Given problem: Search the entries for the word "most" and pull out each line that has it.

'''

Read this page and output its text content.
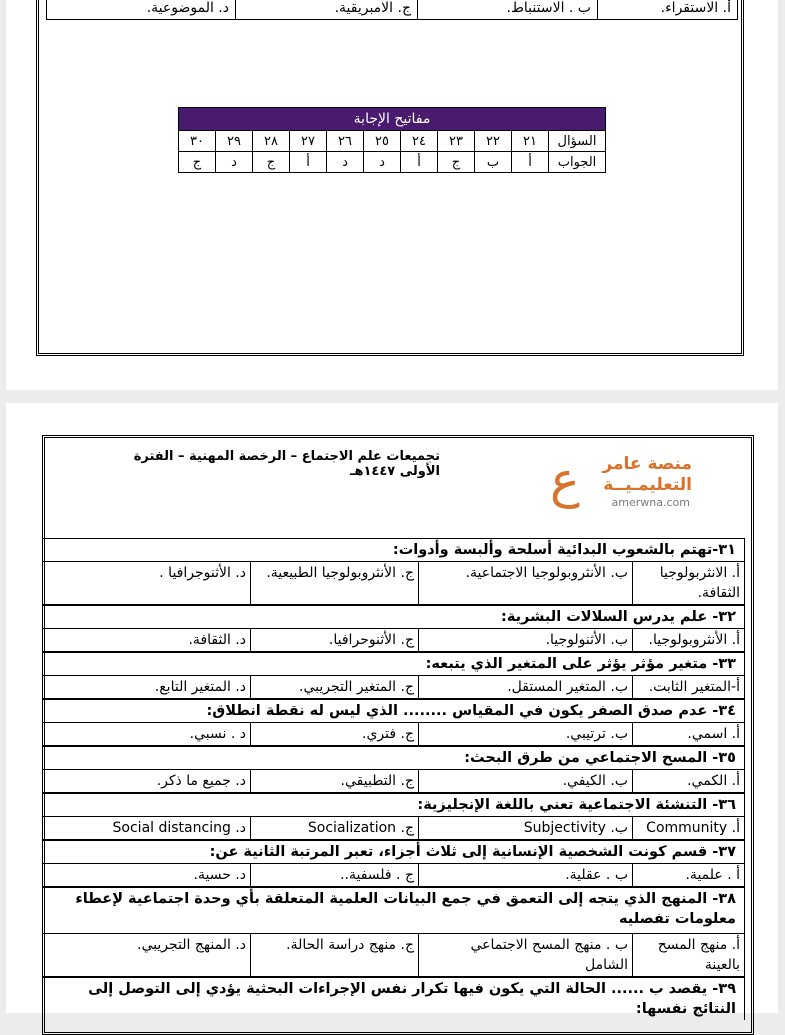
أ. الاستقراء.
ب . الاستنباط.
ج. الامبريقية.
د. الموضوعية.
مفاتيح الإجابة										
السؤال	٢١	٢٢	٢٣	٢٤	٢٥	٢٦	٢٧	٢٨	٢٩	٣٠
الجواب	أ	ب	ج	أ	د	د	أ	ج	د	ج
تجميعات علم الاجتماع – الرخصة المهنية – الفترة الأولى ١٤٤٧هـ	منصة عامر
التعليمـيــة
amerwna.com
ع
٣١-تهتم بالشعوب البدائية أسلحة وألبسة وأدوات:
أ. الانثربولوجيا الثقافة.
ب. الأنثروبولوجيا الاجتماعية.
ج. الأنثروبولوجيا الطبيعية.
د. الأثنوجرافيا .
٣٢- علم يدرس السلالات البشرية:
أ. الأنثروبولوجيا.
ب. الأثنولوجيا.
ج. الأثنوحرافيا.
د. الثقافة.
٣٣- متغير مؤثر يؤثر على المتغير الذي يتبعه:
أ-المتغير الثابت.
ب. المتغير المستقل.
ج. المتغير التجريبي.
د. المتغير التابع.
٣٤- عدم صدق الصفر يكون في المقياس ........ الذي ليس له نقطة انطلاق:
أ. اسمي.
ب. ترتيبي.
ج. فتري.
د . نسبي.
٣٥- المسح الاجتماعي من طرق البحث:
أ. الكمي.
ب. الكيفي.
ج. التطبيقي.
د. جميع ما ذكر.
٣٦- التنشئة الاجتماعية تعني باللغة الإنجليزية:
أ. Community
ب. Subjectivity
ج. Socialization
د. Social distancing
٣٧- قسم كونت الشخصية الإنسانية إلى ثلاث أجزاء، تعبر المرتبة الثانية عن:
أ . علمية.
ب . عقلية.
ج . فلسفية..
د. حسية.
٣٨- المنهج الذي يتجه إلى التعمق في جمع البيانات العلمية المتعلقة بأي وحدة اجتماعية لإعطاء معلومات تفصليه
أ. منهج المسح بالعينة
ب . منهج المسح الاجتماعي الشامل
ج. منهج دراسة الحالة.
د. المنهج التجريبي.
٣٩- يقصد ب ...... الحالة التي يكون فيها تكرار نفس الإجراءات البحثية يؤدي إلى التوصل إلى النتائج نفسها:
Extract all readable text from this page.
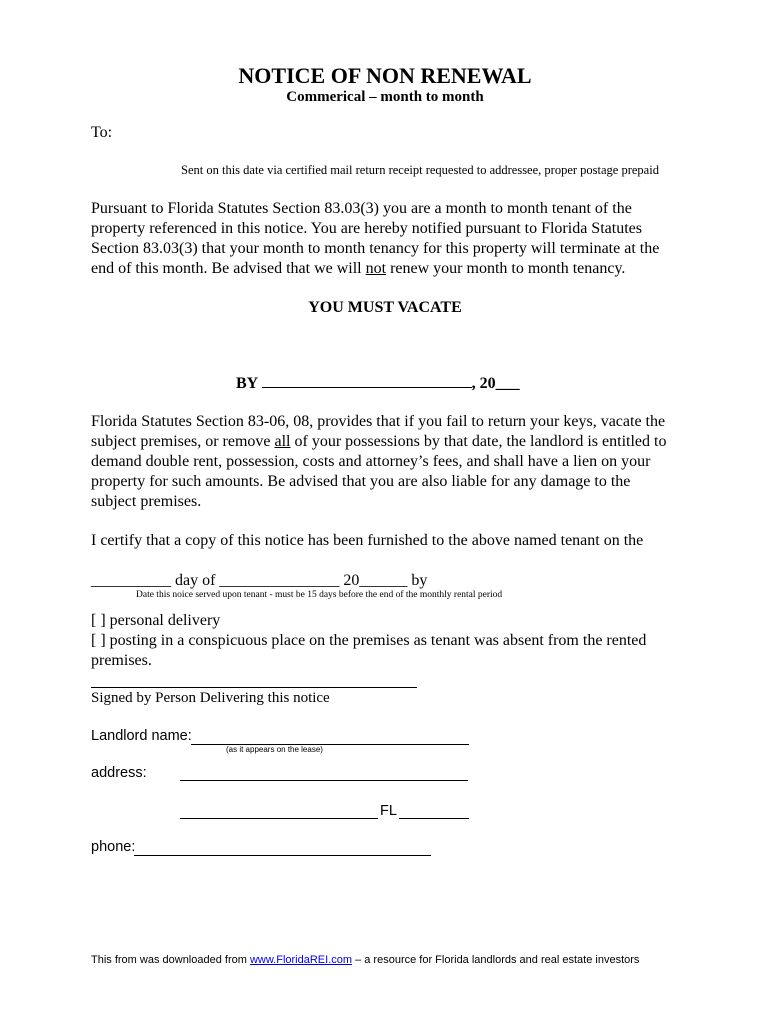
NOTICE OF NON RENEWAL
Commerical – month to month
To:
Sent on this date via certified mail return receipt requested to addressee, proper postage prepaid
Pursuant to Florida Statutes Section 83.03(3) you are a month to month tenant of the
property referenced in this notice. You are hereby notified pursuant to Florida Statutes
Section 83.03(3) that your month to month tenancy for this property will terminate at the
end of this month. Be advised that we will not renew your month to month tenancy.
YOU MUST VACATE
BY	, 20___
Florida Statutes Section 83-06, 08, provides that if you fail to return your keys, vacate the
subject premises, or remove all of your possessions by that date, the landlord is entitled to
demand double rent, possession, costs and attorney’s fees, and shall have a lien on your
property for such amounts. Be advised that you are also liable for any damage to the
subject premises.
I certify that a copy of this notice has been furnished to the above named tenant on the
__________ day of _______________ 20______ by
Date this noice served upon tenant - must be 15 days before the end of the monthly rental period
[ ] personal delivery
[ ] posting in a conspicuous place on the premises as tenant was absent from the rented
premises.
Signed by Person Delivering this notice
Landlord name:
(as it appears on the lease)
address:
FL
phone:
This from was downloaded from www.FloridaREI.com – a resource for Florida landlords and real estate investors
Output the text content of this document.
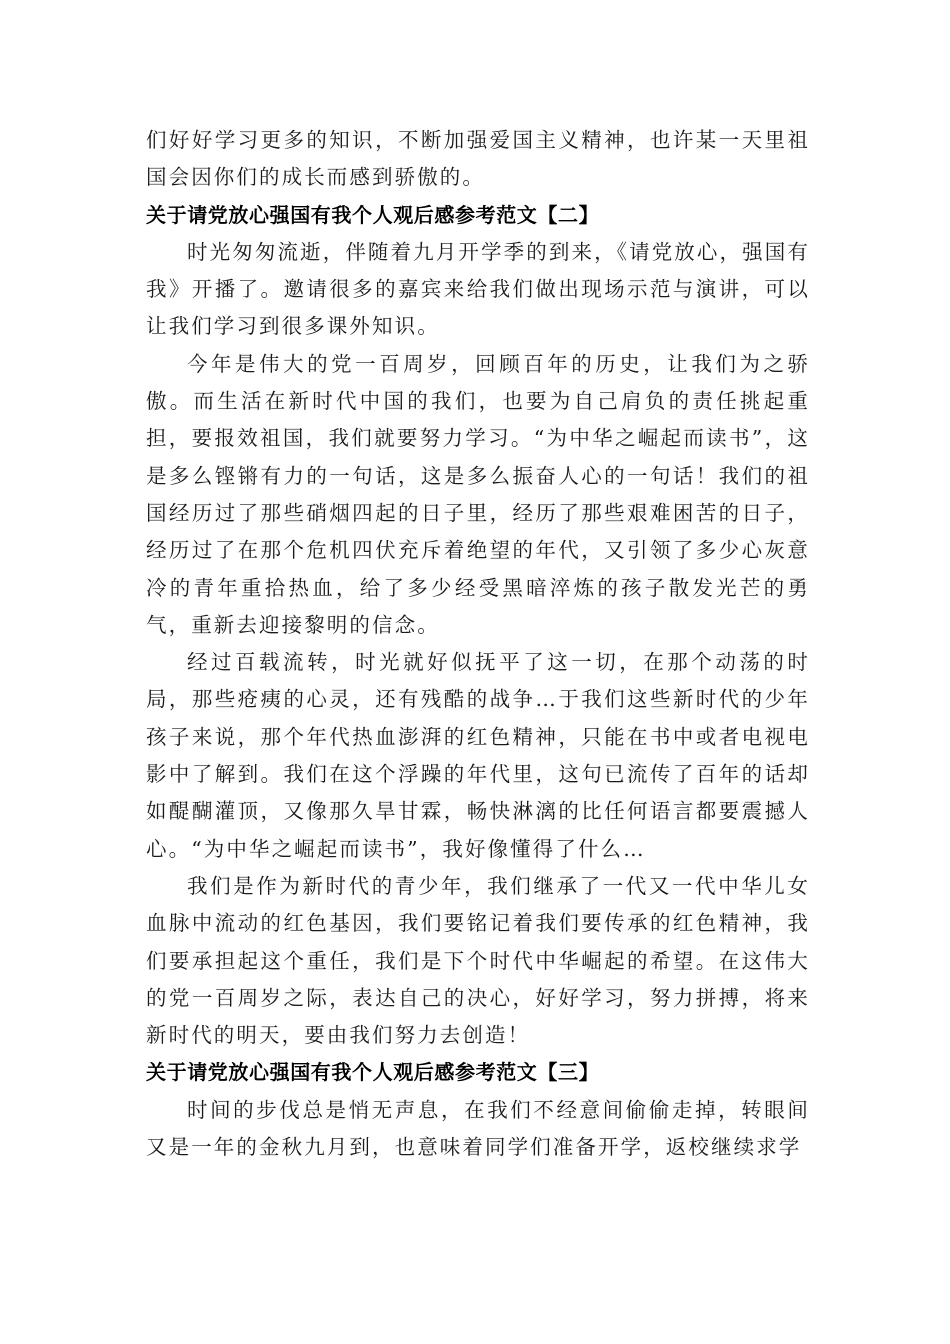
们好好学习更多的知识，不断加强爱国主义精神，也许某一天里祖国会因你们的成长而感到骄傲的。

关于请党放心强国有我个人观后感参考范文【二】

时光匆匆流逝，伴随着九月开学季的到来，《请党放心，强国有我》开播了。邀请很多的嘉宾来给我们做出现场示范与演讲，可以让我们学习到很多课外知识。

今年是伟大的党一百周岁，回顾百年的历史，让我们为之骄傲。而生活在新时代中国的我们，也要为自己肩负的责任挑起重担，要报效祖国，我们就要努力学习。“为中华之崛起而读书”，这是多么铿锵有力的一句话，这是多么振奋人心的一句话！我们的祖国经历过了那些硝烟四起的日子里，经历了那些艰难困苦的日子，经历过了在那个危机四伏充斥着绝望的年代，又引领了多少心灰意冷的青年重拾热血，给了多少经受黑暗淬炼的孩子散发光芒的勇气，重新去迎接黎明的信念。

经过百载流转，时光就好似抚平了这一切，在那个动荡的时局，那些疮痍的心灵，还有残酷的战争…于我们这些新时代的少年孩子来说，那个年代热血澎湃的红色精神，只能在书中或者电视电影中了解到。我们在这个浮躁的年代里，这句已流传了百年的话却如醍醐灌顶，又像那久旱甘霖，畅快淋漓的比任何语言都要震撼人心。“为中华之崛起而读书”，我好像懂得了什么…

我们是作为新时代的青少年，我们继承了一代又一代中华儿女血脉中流动的红色基因，我们要铭记着我们要传承的红色精神，我们要承担起这个重任，我们是下个时代中华崛起的希望。在这伟大的党一百周岁之际，表达自己的决心，好好学习，努力拼搏，将来新时代的明天，要由我们努力去创造！

关于请党放心强国有我个人观后感参考范文【三】

时间的步伐总是悄无声息，在我们不经意间偷偷走掉，转眼间又是一年的金秋九月到，也意味着同学们准备开学，返校继续求学
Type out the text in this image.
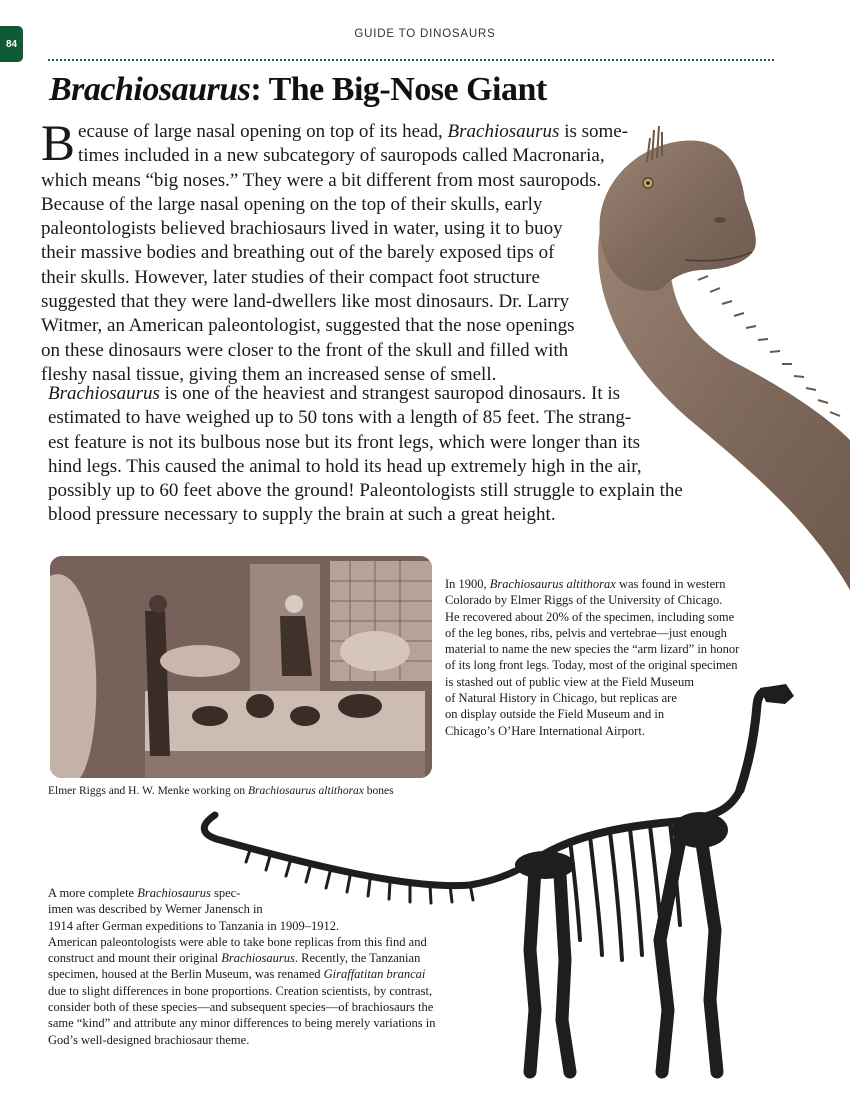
84
GUIDE TO DINOSAURS
Brachiosaurus: The Big-Nose Giant
B ecause of large nasal opening on top of its head, Brachiosaurus is some-
times included in a new subcategory of sauropods called Macronaria,
which means “big noses.” They were a bit different from most sauropods.
Because of the large nasal opening on the top of their skulls, early
paleontologists believed brachiosaurs lived in water, using it to buoy
their massive bodies and breathing out of the barely exposed tips of
their skulls. However, later studies of their compact foot structure
suggested that they were land-dwellers like most dinosaurs. Dr. Larry
Witmer, an American paleontologist, suggested that the nose openings
on these dinosaurs were closer to the front of the skull and filled with
fleshy nasal tissue, giving them an increased sense of smell.
Brachiosaurus is one of the heaviest and strangest sauropod dinosaurs. It is
estimated to have weighed up to 50 tons with a length of 85 feet. The strang-
est feature is not its bulbous nose but its front legs, which were longer than its
hind legs. This caused the animal to hold its head up extremely high in the air,
possibly up to 60 feet above the ground! Paleontologists still struggle to explain the
blood pressure necessary to supply the brain at such a great height.
Elmer Riggs and H. W. Menke working on Brachiosaurus altithorax bones
In 1900, Brachiosaurus altithorax was found in western
Colorado by Elmer Riggs of the University of Chicago.
He recovered about 20% of the specimen, including some
of the leg bones, ribs, pelvis and vertebrae—just enough
material to name the new species the “arm lizard” in honor
of its long front legs. Today, most of the original specimen
is stashed out of public view at the Field Museum
of Natural History in Chicago, but replicas are
on display outside the Field Museum and in
Chicago’s O’Hare International Airport.
A more complete Brachiosaurus spec-
imen was described by Werner Janensch in
1914 after German expeditions to Tanzania in 1909–1912.
American paleontologists were able to take bone replicas from this find and
construct and mount their original Brachiosaurus. Recently, the Tanzanian
specimen, housed at the Berlin Museum, was renamed Giraffatitan brancai
due to slight differences in bone proportions. Creation scientists, by contrast,
consider both of these species—and subsequent species—of brachiosaurs the
same “kind” and attribute any minor differences to being merely variations in
God’s well-designed brachiosaur theme.
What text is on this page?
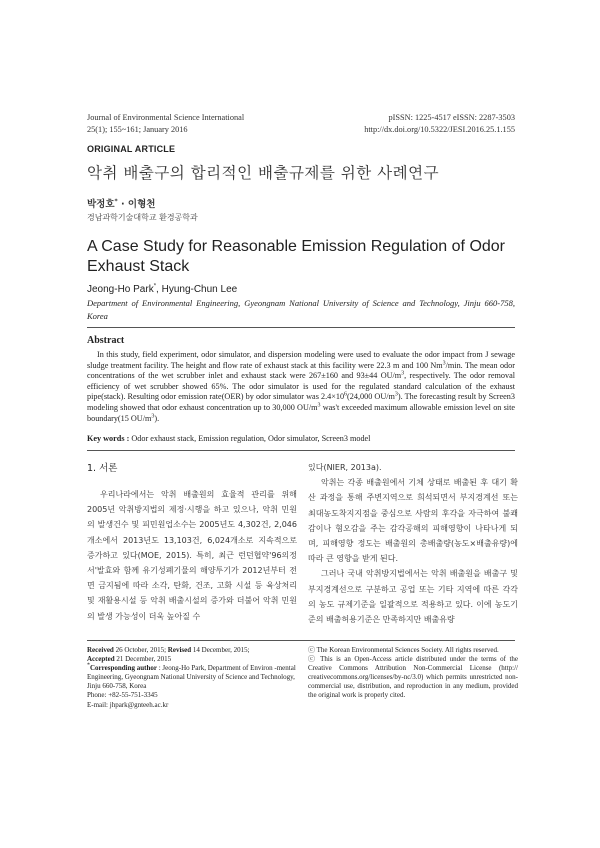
Journal of Environmental Science International
25(1); 155~161; January 2016
pISSN: 1225-4517 eISSN: 2287-3503
http://dx.doi.org/10.5322/JESI.2016.25.1.155
ORIGINAL ARTICLE
악취 배출구의 합리적인 배출규제를 위한 사례연구
박정호* · 이형천
경남과학기술대학교 환경공학과
A Case Study for Reasonable Emission Regulation of Odor Exhaust Stack
Jeong-Ho Park*, Hyung-Chun Lee
Department of Environmental Engineering, Gyeongnam National University of Science and Technology, Jinju 660-758, Korea
Abstract

In this study, field experiment, odor simulator, and dispersion modeling were used to evaluate the odor impact from J sewage sludge treatment facility. The height and flow rate of exhaust stack at this facility were 22.3 m and 100 Nm$^3$/min. The mean odor concentrations of the wet scrubber inlet and exhaust stack were 267±160 and 93±44 $OU/m^3$, respectively. The odor removal efficiency of wet scrubber showed 65%. The odor simulator is used for the regulated standard calculation of the exhaust pipe(stack). Resulting odor emission rate(OER) by odor simulator was $2.4\times 10^6(24,000$ $OU/m^3$). The forecasting result by Screen3 modeling showed that odor exhaust concentration up to 30,000 $OU/m^3$ was't exceeded maximum allowable emission level on site boundary(15 $OU/m^3$).

Key words : Odor exhaust stack, Emission regulation, Odor simulator, Screen3 model

1. 서론

우리나라에서는 악취 배출원의 효율적 관리를 위해 2005년 악취방지법의 제정·시행을 하고 있으나, 악취 민원의 발생건수 및 피민원업소수는 2005년도 4,302건, 2,046개소에서 2013년도 13,103건, 6,024개소로 지속적으로 증가하고 있다(MOE, 2015). 특히, 최근 런던협약'96의정서'발효와 함께 유기성폐기물의 해양투기가 2012년부터 전면 금지됨에 따라 소각, 탄화, 건조, 고화 시설 등 육상처리 및 재활용시설 등 악취 배출시설의 증가와 더불어 악취 민원의 발생 가능성이 더욱 높아질 수

있다(NIER, 2013a).

악취는 각종 배출원에서 기체 상태로 배출된 후 대기 확산 과정을 통해 주변지역으로 희석되면서 부지경계선 또는 최대농도착지지점을 중심으로 사람의 후각을 자극하여 불쾌감이나 혐오감을 주는 감각공해의 피해영향이 나타나게 되며, 피해영향 정도는 배출원의 총배출량(농도×배출유량)에 따라 큰 영향을 받게 된다.

그러나 국내 악취방지법에서는 악취 배출원을 배출구 및 부지경계선으로 구분하고 공업 또는 기타 지역에 따른 각각의 농도 규제기준을 일괄적으로 적용하고 있다. 이에 농도기준의 배출허용기준은 만족하지만 배출유량

Received 26 October, 2015; Revised 14 December, 2015;

Accepted 21 December, 2015

*Corresponding author : Jeong-Ho Park, Department of Environ -mental Engineering, Gyeongnam National University of Science and Technology, Jinju 660-758, Korea

Phone: +82-55-751-3345

E-mail: jhpark@gnteeh.ac.kr

ⓒ The Korean Environmental Sciences Society. All rights reserved.

ⓒ This is an Open-Access article distributed under the terms of the Creative Commons Attribution Non-Commercial License (http:// creativecommons.org/licenses/by-nc/3.0) which permits unrestricted non-commercial use, distribution, and reproduction in any medium, provided the original work is properly cited.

'''

Output for this task:
which means “big noses.” They were a bit different from most sauropods.
suggested that they were land-dwellers like most dinosaurs. Dr. Larry
of its long front legs. Today, most of the original specimen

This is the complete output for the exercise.